No images are to be carried over; print all other material exactly as it stands.

Saved entries
+ + + +
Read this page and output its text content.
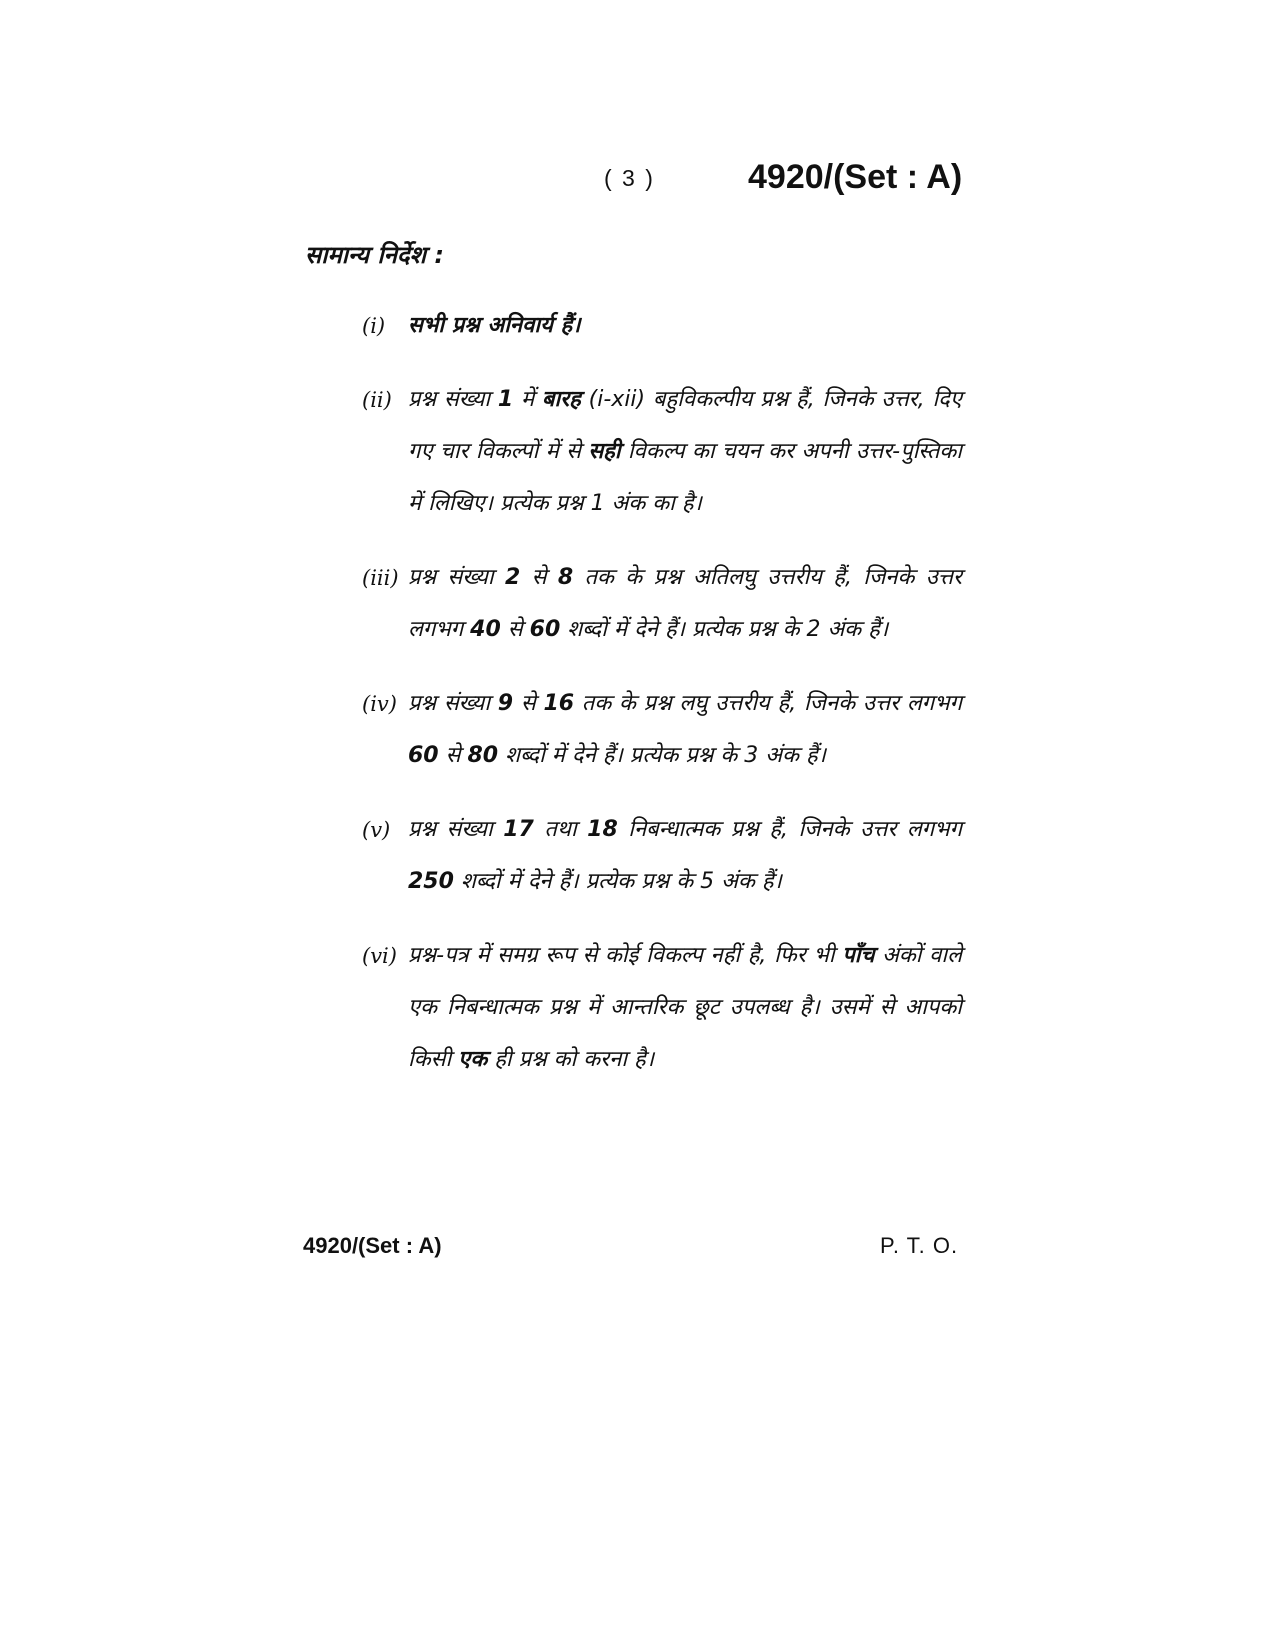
( 3 )	4920/(Set : A)
सामान्य निर्देश :
(i)	सभी प्रश्न अनिवार्य हैं।
(ii) प्रश्न संख्या 1 में बारह (i-xii) बहुविकल्पीय प्रश्न हैं, जिनके उत्तर, दिए गए चार विकल्पों में से सही विकल्प का चयन कर अपनी उत्तर-पुस्तिका में लिखिए। प्रत्येक प्रश्न 1 अंक का है।
(iii) प्रश्न संख्या 2 से 8 तक के प्रश्न अतिलघु उत्तरीय हैं, जिनके उत्तर लगभग 40 से 60 शब्दों में देने हैं। प्रत्येक प्रश्न के 2 अंक हैं।
(iv) प्रश्न संख्या 9 से 16 तक के प्रश्न लघु उत्तरीय हैं, जिनके उत्तर लगभग 60 से 80 शब्दों में देने हैं। प्रत्येक प्रश्न के 3 अंक हैं।
(v) प्रश्न संख्या 17 तथा 18 निबन्धात्मक प्रश्न हैं, जिनके उत्तर लगभग 250 शब्दों में देने हैं। प्रत्येक प्रश्न के 5 अंक हैं।
(vi) प्रश्न-पत्र में समग्र रूप से कोई विकल्प नहीं है, फिर भी पाँच अंकों वाले एक निबन्धात्मक प्रश्न में आन्तरिक छूट उपलब्ध है। उसमें से आपको किसी एक ही प्रश्न को करना है।
4920/(Set : A)	P. T. O.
+ + + +
#### WRITTEN ANSWER
Read this page and output its text content.
( 3 )	4920/(Set : A)
सामान्य निर्देश :
(i)	सभी प्रश्न अनिवार्य हैं।
(ii) प्रश्न संख्या 1 में बारह (i-xii) बहुविकल्पीय प्रश्न हैं, जिनके उत्तर, दिए गए चार विकल्पों में से सही विकल्प का चयन कर अपनी उत्तर-पुस्तिका में लिखिए। प्रत्येक प्रश्न 1 अंक का है।
(iii) प्रश्न संख्या 2 से 8 तक के प्रश्न अतिलघु उत्तरीय हैं, जिनके उत्तर लगभग 40 से 60 शब्दों में देने हैं। प्रत्येक प्रश्न के 2 अंक हैं।
(iv) प्रश्न संख्या 9 से 16 तक के प्रश्न लघु उत्तरीय हैं, जिनके उत्तर लगभग 60 से 80 शब्दों में देने हैं। प्रत्येक प्रश्न के 3 अंक हैं।
(v) प्रश्न संख्या 17 तथा 18 निबन्धात्मक प्रश्न हैं, जिनके उत्तर लगभग 250 शब्दों में देने हैं। प्रत्येक प्रश्न के 5 अंक हैं।
(vi) प्रश्न-पत्र में समग्र रूप से कोई विकल्प नहीं है, फिर भी पाँच अंकों वाले एक निबन्धात्मक प्रश्न में आन्तरिक छूट उपलब्ध है। उसमें से आपको किसी एक ही प्रश्न को करना है।
4920/(Set : A)	P. T. O.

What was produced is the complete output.